(Stored records)

◆ ◆ ◆ ◆ ◆ ◆ ◆

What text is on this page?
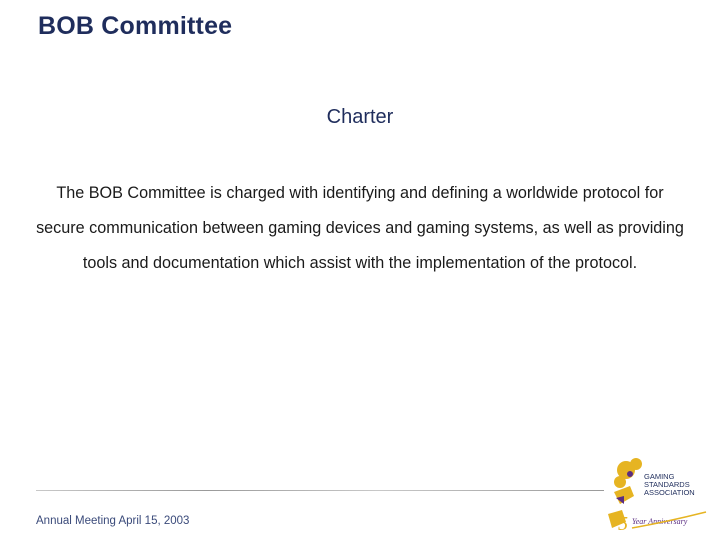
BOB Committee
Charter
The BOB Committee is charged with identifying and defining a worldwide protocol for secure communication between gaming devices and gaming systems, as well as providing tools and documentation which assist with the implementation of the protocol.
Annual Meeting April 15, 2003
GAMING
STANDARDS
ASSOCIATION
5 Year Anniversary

◆ ◆ ◆ ◆ ◆ ◆ ◆

Exercise brief: Each record above is to be restated exactly, with its pictures removed from the copy.

Solution to this problem:
What text is on this page?
BOB Committee
Charter
The BOB Committee is charged with identifying and defining a worldwide protocol for secure communication between gaming devices and gaming systems, as well as providing tools and documentation which assist with the implementation of the protocol.
Annual Meeting April 15, 2003
GAMING
STANDARDS
ASSOCIATION
5 Year Anniversary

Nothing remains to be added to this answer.